--- Start SUPPLIED DATA ---
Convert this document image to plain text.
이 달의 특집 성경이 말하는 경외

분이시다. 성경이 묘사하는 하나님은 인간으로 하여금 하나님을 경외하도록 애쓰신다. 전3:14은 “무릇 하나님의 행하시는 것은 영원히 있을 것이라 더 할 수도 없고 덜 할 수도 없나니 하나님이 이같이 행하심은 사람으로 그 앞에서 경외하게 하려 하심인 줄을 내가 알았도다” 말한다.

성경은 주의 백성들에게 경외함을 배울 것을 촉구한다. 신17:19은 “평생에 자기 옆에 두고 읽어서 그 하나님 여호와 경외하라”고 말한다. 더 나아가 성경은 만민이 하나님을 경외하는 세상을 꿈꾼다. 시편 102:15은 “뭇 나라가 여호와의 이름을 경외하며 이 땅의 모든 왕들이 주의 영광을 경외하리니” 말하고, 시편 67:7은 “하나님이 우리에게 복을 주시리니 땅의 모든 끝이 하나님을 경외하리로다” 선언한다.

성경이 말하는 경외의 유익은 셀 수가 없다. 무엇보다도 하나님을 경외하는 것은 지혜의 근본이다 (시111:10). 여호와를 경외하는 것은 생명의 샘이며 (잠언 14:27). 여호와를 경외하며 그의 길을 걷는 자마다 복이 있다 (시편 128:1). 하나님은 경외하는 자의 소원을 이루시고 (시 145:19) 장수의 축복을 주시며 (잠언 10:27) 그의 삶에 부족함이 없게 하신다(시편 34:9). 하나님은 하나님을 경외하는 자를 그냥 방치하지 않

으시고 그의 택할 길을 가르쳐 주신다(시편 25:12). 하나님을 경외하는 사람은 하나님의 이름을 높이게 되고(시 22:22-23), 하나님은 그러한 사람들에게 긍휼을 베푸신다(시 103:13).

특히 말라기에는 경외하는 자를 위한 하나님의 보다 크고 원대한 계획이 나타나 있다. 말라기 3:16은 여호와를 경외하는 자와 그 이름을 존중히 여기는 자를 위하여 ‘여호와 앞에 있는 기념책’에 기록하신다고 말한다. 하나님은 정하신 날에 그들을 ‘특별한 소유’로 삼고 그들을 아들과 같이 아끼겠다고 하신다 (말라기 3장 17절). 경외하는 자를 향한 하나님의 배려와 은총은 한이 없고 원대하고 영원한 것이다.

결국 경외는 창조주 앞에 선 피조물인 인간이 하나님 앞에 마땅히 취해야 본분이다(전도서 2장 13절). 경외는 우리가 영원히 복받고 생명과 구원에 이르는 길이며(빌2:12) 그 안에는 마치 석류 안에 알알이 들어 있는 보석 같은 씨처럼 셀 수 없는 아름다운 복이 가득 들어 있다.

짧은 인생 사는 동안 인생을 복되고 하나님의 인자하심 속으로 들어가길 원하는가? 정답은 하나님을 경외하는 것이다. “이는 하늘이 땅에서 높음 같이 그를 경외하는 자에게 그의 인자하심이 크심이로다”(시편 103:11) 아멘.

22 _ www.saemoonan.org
--- End SUPPLIED DATA ---
# [TO DO]
All of the entries need to be reproduced exactly; please write them out.

# [EXPECTED ANSWER]
Convert this document image to plain text.
이 달의 특집 성경이 말하는 경외

분이시다. 성경이 묘사하는 하나님은 인간으로 하여금 하나님을 경외하도록 애쓰신다. 전3:14은 “무릇 하나님의 행하시는 것은 영원히 있을 것이라 더 할 수도 없고 덜 할 수도 없나니 하나님이 이같이 행하심은 사람으로 그 앞에서 경외하게 하려 하심인 줄을 내가 알았도다” 말한다.

성경은 주의 백성들에게 경외함을 배울 것을 촉구한다. 신17:19은 “평생에 자기 옆에 두고 읽어서 그 하나님 여호와 경외하라”고 말한다. 더 나아가 성경은 만민이 하나님을 경외하는 세상을 꿈꾼다. 시편 102:15은 “뭇 나라가 여호와의 이름을 경외하며 이 땅의 모든 왕들이 주의 영광을 경외하리니” 말하고, 시편 67:7은 “하나님이 우리에게 복을 주시리니 땅의 모든 끝이 하나님을 경외하리로다” 선언한다.

성경이 말하는 경외의 유익은 셀 수가 없다. 무엇보다도 하나님을 경외하는 것은 지혜의 근본이다 (시111:10). 여호와를 경외하는 것은 생명의 샘이며 (잠언 14:27). 여호와를 경외하며 그의 길을 걷는 자마다 복이 있다 (시편 128:1). 하나님은 경외하는 자의 소원을 이루시고 (시 145:19) 장수의 축복을 주시며 (잠언 10:27) 그의 삶에 부족함이 없게 하신다(시편 34:9). 하나님은 하나님을 경외하는 자를 그냥 방치하지 않

으시고 그의 택할 길을 가르쳐 주신다(시편 25:12). 하나님을 경외하는 사람은 하나님의 이름을 높이게 되고(시 22:22-23), 하나님은 그러한 사람들에게 긍휼을 베푸신다(시 103:13).

특히 말라기에는 경외하는 자를 위한 하나님의 보다 크고 원대한 계획이 나타나 있다. 말라기 3:16은 여호와를 경외하는 자와 그 이름을 존중히 여기는 자를 위하여 ‘여호와 앞에 있는 기념책’에 기록하신다고 말한다. 하나님은 정하신 날에 그들을 ‘특별한 소유’로 삼고 그들을 아들과 같이 아끼겠다고 하신다 (말라기 3장 17절). 경외하는 자를 향한 하나님의 배려와 은총은 한이 없고 원대하고 영원한 것이다.

결국 경외는 창조주 앞에 선 피조물인 인간이 하나님 앞에 마땅히 취해야 본분이다(전도서 2장 13절). 경외는 우리가 영원히 복받고 생명과 구원에 이르는 길이며(빌2:12) 그 안에는 마치 석류 안에 알알이 들어 있는 보석 같은 씨처럼 셀 수 없는 아름다운 복이 가득 들어 있다.

짧은 인생 사는 동안 인생을 복되고 하나님의 인자하심 속으로 들어가길 원하는가? 정답은 하나님을 경외하는 것이다. “이는 하늘이 땅에서 높음 같이 그를 경외하는 자에게 그의 인자하심이 크심이로다”(시편 103:11) 아멘.

22 _ www.saemoonan.org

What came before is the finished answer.